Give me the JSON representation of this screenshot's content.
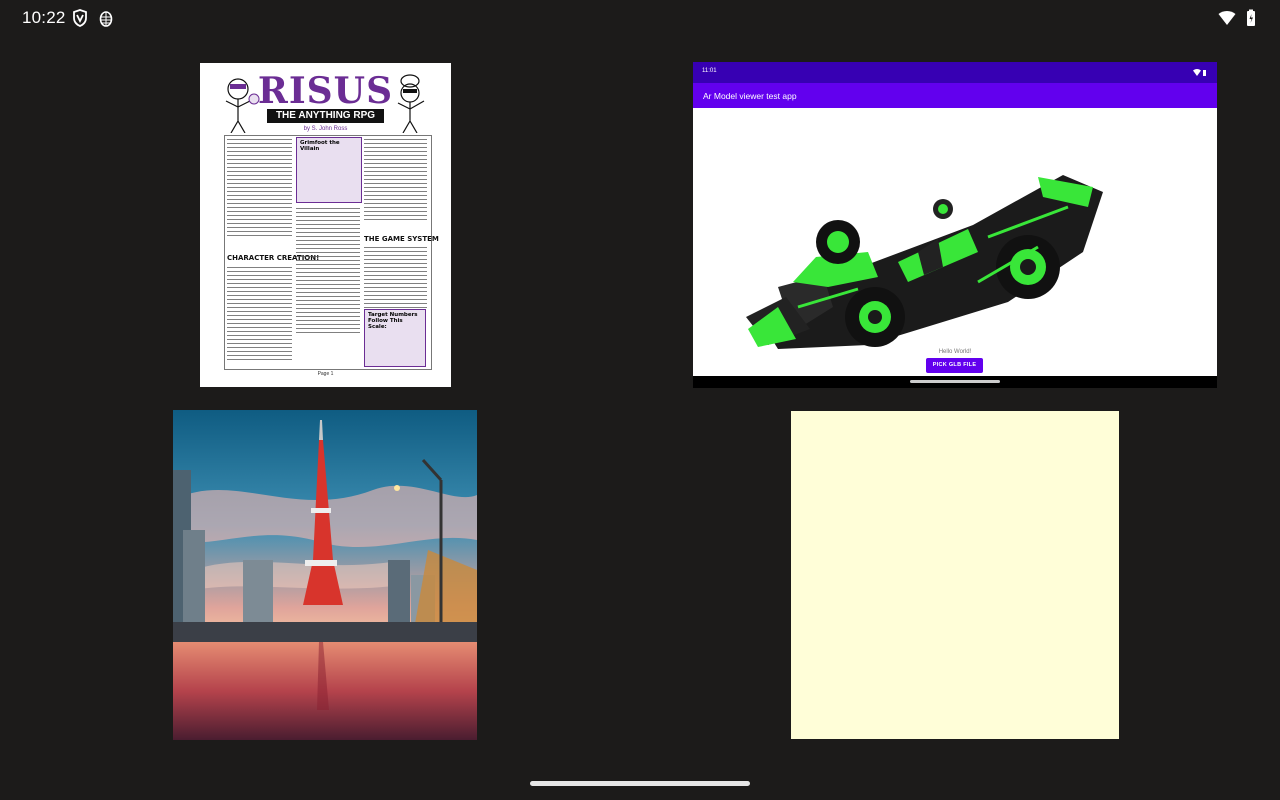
{
  "status_bar": {
    "time": "10:22",
    "left_icons": [
      "shield-v-icon",
      "pinecone-icon"
    ],
    "right_icons": [
      "wifi-icon",
      "battery-icon"
    ]
  },
  "document": {
    "title": "RISUS",
    "subtitle": "THE ANYTHING RPG",
    "author": "by S. John Ross",
    "heading_1": "CHARACTER CREATION!",
    "heading_2": "THE GAME SYSTEM",
    "sidebox_1": "Grimfoot the Villain",
    "sidebox_2": "Target Numbers Follow This Scale:",
    "page_label": "Page 1",
    "accent": "#6b2d94"
  },
  "ar_app": {
    "status_time": "11:01",
    "title": "Ar Model viewer test app",
    "hello_text": "Hello World!",
    "button_label": "PICK GLB FILE",
    "primary_color": "#6200ee",
    "dark_color": "#3700b3"
  },
  "photo": {
    "subject": "city-tower-photo"
  },
  "note": {
    "color": "#fffed8"
  }
}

_ _ _ _ _ _ _

Output the full set of records above without changing a word, and drop the images.

Give me the JSON representation of this screenshot's content.
{
  "status_bar": {
    "time": "10:22",
    "left_icons": [
      "shield-v-icon",
      "pinecone-icon"
    ],
    "right_icons": [
      "wifi-icon",
      "battery-icon"
    ]
  },
  "document": {
    "title": "RISUS",
    "subtitle": "THE ANYTHING RPG",
    "author": "by S. John Ross",
    "heading_1": "CHARACTER CREATION!",
    "heading_2": "THE GAME SYSTEM",
    "sidebox_1": "Grimfoot the Villain",
    "sidebox_2": "Target Numbers Follow This Scale:",
    "page_label": "Page 1",
    "accent": "#6b2d94"
  },
  "ar_app": {
    "status_time": "11:01",
    "title": "Ar Model viewer test app",
    "hello_text": "Hello World!",
    "button_label": "PICK GLB FILE",
    "primary_color": "#6200ee",
    "dark_color": "#3700b3"
  },
  "photo": {
    "subject": "city-tower-photo"
  },
  "note": {
    "color": "#fffed8"
  }
}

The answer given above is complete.